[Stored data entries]
-----

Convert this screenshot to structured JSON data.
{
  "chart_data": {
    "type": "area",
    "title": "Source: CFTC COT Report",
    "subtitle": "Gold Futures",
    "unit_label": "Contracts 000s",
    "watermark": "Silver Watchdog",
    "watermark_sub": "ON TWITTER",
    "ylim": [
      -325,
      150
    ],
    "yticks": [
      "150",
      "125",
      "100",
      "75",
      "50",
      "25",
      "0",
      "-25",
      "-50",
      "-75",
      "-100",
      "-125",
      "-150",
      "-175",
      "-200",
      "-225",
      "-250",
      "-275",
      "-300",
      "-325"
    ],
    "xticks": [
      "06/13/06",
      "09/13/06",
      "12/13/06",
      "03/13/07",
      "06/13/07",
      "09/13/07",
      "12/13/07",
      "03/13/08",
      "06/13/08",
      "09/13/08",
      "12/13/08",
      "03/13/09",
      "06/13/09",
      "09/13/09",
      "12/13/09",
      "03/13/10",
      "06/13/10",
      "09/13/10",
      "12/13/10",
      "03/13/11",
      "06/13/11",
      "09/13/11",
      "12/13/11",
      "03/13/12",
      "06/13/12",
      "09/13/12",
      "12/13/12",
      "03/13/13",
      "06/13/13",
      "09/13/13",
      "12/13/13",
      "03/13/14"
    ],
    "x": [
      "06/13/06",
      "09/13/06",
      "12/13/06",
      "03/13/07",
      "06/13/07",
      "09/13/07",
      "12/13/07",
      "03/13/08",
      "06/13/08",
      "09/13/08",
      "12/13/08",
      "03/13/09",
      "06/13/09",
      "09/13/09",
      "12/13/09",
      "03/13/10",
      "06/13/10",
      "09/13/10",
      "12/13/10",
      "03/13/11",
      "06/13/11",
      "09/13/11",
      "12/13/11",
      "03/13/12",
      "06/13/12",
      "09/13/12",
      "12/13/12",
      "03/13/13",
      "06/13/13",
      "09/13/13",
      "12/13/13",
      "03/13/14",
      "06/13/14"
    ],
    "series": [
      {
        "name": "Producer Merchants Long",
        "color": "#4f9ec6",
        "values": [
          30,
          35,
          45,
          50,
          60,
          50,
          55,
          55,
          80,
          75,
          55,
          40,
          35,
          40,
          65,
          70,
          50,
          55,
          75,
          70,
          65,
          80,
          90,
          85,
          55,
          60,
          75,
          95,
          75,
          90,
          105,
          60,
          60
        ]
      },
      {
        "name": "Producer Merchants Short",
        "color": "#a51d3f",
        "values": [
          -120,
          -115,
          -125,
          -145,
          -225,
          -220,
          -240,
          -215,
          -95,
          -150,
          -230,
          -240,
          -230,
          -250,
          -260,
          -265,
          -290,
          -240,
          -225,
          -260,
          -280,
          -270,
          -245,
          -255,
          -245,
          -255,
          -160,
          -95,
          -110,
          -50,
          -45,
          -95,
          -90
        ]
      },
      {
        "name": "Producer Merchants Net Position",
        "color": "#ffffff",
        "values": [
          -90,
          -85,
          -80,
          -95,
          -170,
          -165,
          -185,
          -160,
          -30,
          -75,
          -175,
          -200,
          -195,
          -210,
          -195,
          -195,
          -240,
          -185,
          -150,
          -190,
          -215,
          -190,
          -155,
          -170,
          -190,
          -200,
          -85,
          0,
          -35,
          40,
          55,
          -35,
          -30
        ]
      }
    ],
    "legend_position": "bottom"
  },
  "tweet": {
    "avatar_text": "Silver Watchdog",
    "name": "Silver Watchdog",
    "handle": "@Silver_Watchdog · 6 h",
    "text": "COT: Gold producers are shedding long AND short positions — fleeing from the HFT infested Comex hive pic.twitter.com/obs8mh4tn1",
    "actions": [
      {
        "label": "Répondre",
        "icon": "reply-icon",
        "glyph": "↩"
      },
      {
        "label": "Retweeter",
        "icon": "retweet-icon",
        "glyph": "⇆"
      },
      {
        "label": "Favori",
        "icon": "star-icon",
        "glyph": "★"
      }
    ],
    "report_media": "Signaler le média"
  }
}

-----

▶ **Aim**:
Each line must be given again exactly as written above.

▶ **Answer to this problem**:
Convert this screenshot to structured JSON data.
{
  "chart_data": {
    "type": "area",
    "title": "Source: CFTC COT Report",
    "subtitle": "Gold Futures",
    "unit_label": "Contracts 000s",
    "watermark": "Silver Watchdog",
    "watermark_sub": "ON TWITTER",
    "ylim": [
      -325,
      150
    ],
    "yticks": [
      "150",
      "125",
      "100",
      "75",
      "50",
      "25",
      "0",
      "-25",
      "-50",
      "-75",
      "-100",
      "-125",
      "-150",
      "-175",
      "-200",
      "-225",
      "-250",
      "-275",
      "-300",
      "-325"
    ],
    "xticks": [
      "06/13/06",
      "09/13/06",
      "12/13/06",
      "03/13/07",
      "06/13/07",
      "09/13/07",
      "12/13/07",
      "03/13/08",
      "06/13/08",
      "09/13/08",
      "12/13/08",
      "03/13/09",
      "06/13/09",
      "09/13/09",
      "12/13/09",
      "03/13/10",
      "06/13/10",
      "09/13/10",
      "12/13/10",
      "03/13/11",
      "06/13/11",
      "09/13/11",
      "12/13/11",
      "03/13/12",
      "06/13/12",
      "09/13/12",
      "12/13/12",
      "03/13/13",
      "06/13/13",
      "09/13/13",
      "12/13/13",
      "03/13/14"
    ],
    "x": [
      "06/13/06",
      "09/13/06",
      "12/13/06",
      "03/13/07",
      "06/13/07",
      "09/13/07",
      "12/13/07",
      "03/13/08",
      "06/13/08",
      "09/13/08",
      "12/13/08",
      "03/13/09",
      "06/13/09",
      "09/13/09",
      "12/13/09",
      "03/13/10",
      "06/13/10",
      "09/13/10",
      "12/13/10",
      "03/13/11",
      "06/13/11",
      "09/13/11",
      "12/13/11",
      "03/13/12",
      "06/13/12",
      "09/13/12",
      "12/13/12",
      "03/13/13",
      "06/13/13",
      "09/13/13",
      "12/13/13",
      "03/13/14",
      "06/13/14"
    ],
    "series": [
      {
        "name": "Producer Merchants Long",
        "color": "#4f9ec6",
        "values": [
          30,
          35,
          45,
          50,
          60,
          50,
          55,
          55,
          80,
          75,
          55,
          40,
          35,
          40,
          65,
          70,
          50,
          55,
          75,
          70,
          65,
          80,
          90,
          85,
          55,
          60,
          75,
          95,
          75,
          90,
          105,
          60,
          60
        ]
      },
      {
        "name": "Producer Merchants Short",
        "color": "#a51d3f",
        "values": [
          -120,
          -115,
          -125,
          -145,
          -225,
          -220,
          -240,
          -215,
          -95,
          -150,
          -230,
          -240,
          -230,
          -250,
          -260,
          -265,
          -290,
          -240,
          -225,
          -260,
          -280,
          -270,
          -245,
          -255,
          -245,
          -255,
          -160,
          -95,
          -110,
          -50,
          -45,
          -95,
          -90
        ]
      },
      {
        "name": "Producer Merchants Net Position",
        "color": "#ffffff",
        "values": [
          -90,
          -85,
          -80,
          -95,
          -170,
          -165,
          -185,
          -160,
          -30,
          -75,
          -175,
          -200,
          -195,
          -210,
          -195,
          -195,
          -240,
          -185,
          -150,
          -190,
          -215,
          -190,
          -155,
          -170,
          -190,
          -200,
          -85,
          0,
          -35,
          40,
          55,
          -35,
          -30
        ]
      }
    ],
    "legend_position": "bottom"
  },
  "tweet": {
    "avatar_text": "Silver Watchdog",
    "name": "Silver Watchdog",
    "handle": "@Silver_Watchdog · 6 h",
    "text": "COT: Gold producers are shedding long AND short positions — fleeing from the HFT infested Comex hive pic.twitter.com/obs8mh4tn1",
    "actions": [
      {
        "label": "Répondre",
        "icon": "reply-icon",
        "glyph": "↩"
      },
      {
        "label": "Retweeter",
        "icon": "retweet-icon",
        "glyph": "⇆"
      },
      {
        "label": "Favori",
        "icon": "star-icon",
        "glyph": "★"
      }
    ],
    "report_media": "Signaler le média"
  }
}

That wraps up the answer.